==== Task input

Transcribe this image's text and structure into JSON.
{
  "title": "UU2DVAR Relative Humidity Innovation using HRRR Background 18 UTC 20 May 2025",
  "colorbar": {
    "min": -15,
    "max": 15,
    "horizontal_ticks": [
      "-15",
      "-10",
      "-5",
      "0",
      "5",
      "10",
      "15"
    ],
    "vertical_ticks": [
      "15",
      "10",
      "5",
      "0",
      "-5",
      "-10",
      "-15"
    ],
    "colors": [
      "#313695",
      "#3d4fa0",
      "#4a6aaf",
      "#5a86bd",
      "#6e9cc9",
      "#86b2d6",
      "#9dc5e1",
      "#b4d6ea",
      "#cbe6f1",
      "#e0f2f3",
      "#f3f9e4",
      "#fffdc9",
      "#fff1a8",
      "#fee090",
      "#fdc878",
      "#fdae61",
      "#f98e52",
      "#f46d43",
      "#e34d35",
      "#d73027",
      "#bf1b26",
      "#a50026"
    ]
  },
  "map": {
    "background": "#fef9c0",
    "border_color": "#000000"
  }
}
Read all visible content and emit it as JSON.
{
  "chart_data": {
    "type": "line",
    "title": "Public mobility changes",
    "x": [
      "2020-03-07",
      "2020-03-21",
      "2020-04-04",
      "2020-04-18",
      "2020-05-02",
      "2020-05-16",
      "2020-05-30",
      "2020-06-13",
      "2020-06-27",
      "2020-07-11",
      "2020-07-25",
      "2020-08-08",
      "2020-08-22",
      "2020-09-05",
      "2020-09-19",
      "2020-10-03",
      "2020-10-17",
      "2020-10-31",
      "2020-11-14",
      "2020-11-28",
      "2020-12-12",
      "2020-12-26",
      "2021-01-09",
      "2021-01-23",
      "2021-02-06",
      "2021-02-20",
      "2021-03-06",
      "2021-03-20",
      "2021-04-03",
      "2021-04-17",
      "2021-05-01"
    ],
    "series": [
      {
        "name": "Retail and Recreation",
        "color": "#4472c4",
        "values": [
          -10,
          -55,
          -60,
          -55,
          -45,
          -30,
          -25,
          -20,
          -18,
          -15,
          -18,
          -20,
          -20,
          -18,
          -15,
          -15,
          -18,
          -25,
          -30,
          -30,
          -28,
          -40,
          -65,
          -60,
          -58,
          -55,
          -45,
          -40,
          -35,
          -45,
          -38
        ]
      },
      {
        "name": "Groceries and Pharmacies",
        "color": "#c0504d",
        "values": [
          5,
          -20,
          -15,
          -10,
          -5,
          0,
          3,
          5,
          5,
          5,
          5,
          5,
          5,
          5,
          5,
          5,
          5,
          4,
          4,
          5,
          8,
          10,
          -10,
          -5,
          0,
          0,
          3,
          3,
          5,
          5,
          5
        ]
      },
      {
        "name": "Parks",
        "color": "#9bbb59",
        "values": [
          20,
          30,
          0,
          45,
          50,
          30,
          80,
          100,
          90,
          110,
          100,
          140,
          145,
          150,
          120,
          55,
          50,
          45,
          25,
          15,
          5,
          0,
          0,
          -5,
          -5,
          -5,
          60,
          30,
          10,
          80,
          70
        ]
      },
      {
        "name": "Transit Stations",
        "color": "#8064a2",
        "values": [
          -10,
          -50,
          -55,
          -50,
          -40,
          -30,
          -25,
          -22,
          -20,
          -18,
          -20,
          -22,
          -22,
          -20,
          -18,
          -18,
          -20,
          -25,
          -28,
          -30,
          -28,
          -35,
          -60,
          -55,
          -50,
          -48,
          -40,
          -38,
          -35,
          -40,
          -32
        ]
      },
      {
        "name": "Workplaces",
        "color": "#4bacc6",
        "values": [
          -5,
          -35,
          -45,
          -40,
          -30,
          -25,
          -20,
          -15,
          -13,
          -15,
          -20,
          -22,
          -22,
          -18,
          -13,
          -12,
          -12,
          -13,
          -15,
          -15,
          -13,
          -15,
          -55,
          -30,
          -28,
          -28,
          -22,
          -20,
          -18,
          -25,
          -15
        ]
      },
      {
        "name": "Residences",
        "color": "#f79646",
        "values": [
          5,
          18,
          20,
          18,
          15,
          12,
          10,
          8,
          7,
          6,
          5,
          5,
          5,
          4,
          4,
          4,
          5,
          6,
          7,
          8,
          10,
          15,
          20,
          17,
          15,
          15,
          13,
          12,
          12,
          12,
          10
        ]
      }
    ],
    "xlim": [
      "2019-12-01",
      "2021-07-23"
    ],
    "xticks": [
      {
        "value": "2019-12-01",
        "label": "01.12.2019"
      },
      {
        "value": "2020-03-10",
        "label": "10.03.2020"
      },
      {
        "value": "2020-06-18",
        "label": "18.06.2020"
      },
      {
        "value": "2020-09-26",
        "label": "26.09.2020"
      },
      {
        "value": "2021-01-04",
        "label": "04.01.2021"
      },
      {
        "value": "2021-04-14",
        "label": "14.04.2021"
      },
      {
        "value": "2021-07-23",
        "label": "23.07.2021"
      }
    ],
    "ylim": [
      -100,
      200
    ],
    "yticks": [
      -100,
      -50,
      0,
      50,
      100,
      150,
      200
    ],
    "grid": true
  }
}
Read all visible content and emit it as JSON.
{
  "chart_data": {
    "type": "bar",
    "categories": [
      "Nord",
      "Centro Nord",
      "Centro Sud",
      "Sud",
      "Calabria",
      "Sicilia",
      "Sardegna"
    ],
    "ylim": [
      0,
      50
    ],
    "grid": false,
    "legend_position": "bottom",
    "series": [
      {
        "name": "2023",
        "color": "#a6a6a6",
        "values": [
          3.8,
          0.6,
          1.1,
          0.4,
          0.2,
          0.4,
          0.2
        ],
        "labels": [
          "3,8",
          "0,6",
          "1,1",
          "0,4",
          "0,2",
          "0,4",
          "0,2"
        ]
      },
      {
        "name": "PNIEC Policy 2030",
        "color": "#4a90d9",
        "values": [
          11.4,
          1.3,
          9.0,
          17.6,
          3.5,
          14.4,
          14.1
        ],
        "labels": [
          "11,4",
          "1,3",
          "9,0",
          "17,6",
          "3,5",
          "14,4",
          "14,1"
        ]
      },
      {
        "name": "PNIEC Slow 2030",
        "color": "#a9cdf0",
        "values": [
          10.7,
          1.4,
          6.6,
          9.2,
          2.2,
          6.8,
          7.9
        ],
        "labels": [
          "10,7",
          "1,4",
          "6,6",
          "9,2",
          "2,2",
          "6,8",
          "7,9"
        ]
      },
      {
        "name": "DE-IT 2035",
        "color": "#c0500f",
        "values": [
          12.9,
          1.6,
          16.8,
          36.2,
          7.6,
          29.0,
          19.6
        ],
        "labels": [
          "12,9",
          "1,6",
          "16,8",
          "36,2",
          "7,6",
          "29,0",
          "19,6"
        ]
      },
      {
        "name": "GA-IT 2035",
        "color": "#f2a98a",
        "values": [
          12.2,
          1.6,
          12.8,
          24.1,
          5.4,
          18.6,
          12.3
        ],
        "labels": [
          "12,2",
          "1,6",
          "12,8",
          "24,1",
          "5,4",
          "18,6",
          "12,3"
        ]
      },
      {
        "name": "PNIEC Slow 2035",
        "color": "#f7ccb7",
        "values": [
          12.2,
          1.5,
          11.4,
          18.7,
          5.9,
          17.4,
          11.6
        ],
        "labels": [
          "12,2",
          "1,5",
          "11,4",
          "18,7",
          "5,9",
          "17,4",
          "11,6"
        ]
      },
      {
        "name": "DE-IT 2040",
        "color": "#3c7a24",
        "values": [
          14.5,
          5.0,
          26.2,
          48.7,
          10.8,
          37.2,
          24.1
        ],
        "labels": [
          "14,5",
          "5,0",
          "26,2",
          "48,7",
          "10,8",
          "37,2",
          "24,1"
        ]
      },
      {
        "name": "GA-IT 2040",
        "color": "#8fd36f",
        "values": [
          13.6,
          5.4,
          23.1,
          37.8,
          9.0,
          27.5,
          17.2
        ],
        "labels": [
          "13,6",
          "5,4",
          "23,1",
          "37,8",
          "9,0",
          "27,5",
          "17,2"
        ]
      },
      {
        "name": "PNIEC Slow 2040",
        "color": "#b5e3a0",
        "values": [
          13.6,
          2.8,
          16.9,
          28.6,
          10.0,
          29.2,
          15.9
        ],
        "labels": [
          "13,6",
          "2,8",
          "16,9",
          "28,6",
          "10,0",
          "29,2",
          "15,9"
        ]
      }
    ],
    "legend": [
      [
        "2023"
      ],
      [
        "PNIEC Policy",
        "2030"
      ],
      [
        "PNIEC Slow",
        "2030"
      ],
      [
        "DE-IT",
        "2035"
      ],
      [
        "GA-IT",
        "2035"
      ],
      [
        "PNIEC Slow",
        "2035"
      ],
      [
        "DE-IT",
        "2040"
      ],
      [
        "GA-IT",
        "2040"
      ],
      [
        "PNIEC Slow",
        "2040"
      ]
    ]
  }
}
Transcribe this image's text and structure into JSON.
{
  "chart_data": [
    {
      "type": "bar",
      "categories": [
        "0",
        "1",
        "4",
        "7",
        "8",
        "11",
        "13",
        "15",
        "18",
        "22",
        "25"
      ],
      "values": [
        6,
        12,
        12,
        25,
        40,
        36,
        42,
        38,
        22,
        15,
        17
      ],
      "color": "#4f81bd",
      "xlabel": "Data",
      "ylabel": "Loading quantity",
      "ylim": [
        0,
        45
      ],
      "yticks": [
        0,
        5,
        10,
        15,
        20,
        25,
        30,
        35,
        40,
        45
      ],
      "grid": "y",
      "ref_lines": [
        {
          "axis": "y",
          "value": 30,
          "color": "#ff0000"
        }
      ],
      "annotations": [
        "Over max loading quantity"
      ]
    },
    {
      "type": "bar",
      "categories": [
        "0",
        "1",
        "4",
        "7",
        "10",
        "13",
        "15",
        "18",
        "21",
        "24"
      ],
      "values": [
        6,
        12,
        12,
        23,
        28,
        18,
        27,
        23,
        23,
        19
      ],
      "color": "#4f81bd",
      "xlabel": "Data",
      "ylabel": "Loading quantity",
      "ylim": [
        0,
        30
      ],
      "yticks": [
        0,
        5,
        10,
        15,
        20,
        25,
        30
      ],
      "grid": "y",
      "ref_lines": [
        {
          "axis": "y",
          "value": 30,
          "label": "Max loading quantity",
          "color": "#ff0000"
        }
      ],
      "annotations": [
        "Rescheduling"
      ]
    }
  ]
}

========

:: Directions ::
Return each line among the entries that holds the word "Policy".

:: Exercise solution ::
        "name": "PNIEC Policy 2030",
        "PNIEC Policy",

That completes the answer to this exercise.